What you should do: Scan the data below for the string "grid". Show every line where it turns up.

>> start Data for this exercise

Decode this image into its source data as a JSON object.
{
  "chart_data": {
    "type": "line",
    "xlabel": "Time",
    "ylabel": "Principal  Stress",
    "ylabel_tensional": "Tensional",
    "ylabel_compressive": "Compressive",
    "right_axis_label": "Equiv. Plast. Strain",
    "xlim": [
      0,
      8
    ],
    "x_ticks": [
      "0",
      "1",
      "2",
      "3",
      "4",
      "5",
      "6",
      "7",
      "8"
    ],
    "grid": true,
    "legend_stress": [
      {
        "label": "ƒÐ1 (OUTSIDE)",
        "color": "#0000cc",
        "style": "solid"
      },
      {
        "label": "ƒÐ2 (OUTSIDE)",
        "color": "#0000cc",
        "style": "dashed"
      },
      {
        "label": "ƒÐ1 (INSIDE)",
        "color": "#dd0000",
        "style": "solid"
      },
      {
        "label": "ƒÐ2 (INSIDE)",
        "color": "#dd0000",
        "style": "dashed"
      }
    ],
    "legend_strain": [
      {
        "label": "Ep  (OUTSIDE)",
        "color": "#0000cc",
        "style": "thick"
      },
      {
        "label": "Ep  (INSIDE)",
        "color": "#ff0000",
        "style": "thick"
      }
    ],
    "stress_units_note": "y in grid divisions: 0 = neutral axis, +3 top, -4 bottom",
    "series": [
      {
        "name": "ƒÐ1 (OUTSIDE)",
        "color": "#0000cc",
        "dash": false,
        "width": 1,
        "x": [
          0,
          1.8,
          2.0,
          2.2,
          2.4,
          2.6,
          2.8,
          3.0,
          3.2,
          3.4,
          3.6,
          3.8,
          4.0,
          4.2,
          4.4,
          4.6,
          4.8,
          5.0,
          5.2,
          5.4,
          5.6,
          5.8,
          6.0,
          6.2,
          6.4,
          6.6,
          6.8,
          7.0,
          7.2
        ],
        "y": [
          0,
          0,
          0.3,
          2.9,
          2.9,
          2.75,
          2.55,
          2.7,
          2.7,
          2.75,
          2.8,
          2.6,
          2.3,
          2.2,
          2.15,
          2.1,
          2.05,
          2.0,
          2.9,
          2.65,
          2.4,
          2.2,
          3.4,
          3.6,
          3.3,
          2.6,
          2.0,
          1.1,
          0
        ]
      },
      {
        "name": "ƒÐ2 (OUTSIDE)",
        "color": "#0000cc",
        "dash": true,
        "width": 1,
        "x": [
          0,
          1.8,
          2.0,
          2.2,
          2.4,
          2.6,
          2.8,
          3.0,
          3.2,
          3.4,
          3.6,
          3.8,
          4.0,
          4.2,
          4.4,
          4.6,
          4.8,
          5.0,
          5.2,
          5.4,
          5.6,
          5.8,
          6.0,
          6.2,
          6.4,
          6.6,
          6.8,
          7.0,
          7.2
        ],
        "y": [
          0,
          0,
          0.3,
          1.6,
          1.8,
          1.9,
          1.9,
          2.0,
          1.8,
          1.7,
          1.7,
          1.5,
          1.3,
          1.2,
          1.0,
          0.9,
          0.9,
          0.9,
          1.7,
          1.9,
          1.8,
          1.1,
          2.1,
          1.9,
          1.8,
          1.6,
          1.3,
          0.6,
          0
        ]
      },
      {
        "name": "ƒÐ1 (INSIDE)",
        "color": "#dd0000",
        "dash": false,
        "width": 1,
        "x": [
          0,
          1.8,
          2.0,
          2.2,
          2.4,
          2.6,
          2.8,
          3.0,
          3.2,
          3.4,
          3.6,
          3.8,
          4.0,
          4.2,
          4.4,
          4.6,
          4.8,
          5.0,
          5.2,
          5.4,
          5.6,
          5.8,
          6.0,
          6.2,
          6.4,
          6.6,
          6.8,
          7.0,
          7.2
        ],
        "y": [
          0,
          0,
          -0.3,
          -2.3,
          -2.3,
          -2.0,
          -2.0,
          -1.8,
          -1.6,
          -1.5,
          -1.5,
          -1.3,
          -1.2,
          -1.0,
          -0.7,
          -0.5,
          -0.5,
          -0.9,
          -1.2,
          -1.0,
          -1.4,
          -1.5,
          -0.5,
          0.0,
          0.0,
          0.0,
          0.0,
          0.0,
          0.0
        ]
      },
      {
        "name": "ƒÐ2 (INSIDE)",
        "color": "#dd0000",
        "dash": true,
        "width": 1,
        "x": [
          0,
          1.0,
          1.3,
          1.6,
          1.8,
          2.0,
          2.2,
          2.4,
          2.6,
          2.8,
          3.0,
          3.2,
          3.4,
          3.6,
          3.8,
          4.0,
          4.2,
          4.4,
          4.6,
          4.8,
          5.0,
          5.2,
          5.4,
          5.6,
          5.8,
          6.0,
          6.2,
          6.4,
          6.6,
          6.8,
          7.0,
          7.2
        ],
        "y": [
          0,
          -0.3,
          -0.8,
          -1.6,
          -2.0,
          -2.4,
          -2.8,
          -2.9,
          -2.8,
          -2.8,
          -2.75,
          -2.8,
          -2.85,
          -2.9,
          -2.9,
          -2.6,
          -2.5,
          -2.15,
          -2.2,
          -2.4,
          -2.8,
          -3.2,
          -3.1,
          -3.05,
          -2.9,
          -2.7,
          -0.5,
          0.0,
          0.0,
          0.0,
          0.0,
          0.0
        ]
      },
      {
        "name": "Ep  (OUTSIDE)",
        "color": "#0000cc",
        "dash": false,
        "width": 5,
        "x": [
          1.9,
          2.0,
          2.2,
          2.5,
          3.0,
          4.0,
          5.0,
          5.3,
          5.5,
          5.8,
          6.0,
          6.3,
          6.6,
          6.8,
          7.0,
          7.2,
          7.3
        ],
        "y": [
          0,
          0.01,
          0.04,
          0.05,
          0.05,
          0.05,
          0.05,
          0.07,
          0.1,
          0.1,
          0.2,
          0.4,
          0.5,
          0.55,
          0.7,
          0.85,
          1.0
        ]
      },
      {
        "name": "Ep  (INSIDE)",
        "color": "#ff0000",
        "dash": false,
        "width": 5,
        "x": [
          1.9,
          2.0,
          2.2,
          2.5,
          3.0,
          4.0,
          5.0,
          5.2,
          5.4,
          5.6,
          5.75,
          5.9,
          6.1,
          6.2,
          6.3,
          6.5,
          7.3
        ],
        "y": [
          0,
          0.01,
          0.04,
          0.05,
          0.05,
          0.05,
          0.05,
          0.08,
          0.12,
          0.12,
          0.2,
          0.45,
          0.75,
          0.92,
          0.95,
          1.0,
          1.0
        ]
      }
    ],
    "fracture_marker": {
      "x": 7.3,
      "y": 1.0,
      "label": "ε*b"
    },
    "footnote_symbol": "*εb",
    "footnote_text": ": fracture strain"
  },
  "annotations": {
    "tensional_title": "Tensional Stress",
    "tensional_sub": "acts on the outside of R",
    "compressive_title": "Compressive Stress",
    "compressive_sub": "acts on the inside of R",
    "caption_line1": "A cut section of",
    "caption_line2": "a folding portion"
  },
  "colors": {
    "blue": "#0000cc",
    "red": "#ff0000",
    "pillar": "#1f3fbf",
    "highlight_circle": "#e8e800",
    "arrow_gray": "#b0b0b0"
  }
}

>> end Data for this exercise

Correct answer:
    "grid": true,
    "stress_units_note": "y in grid divisions: 0 = neutral axis, +3 top, -4 bottom",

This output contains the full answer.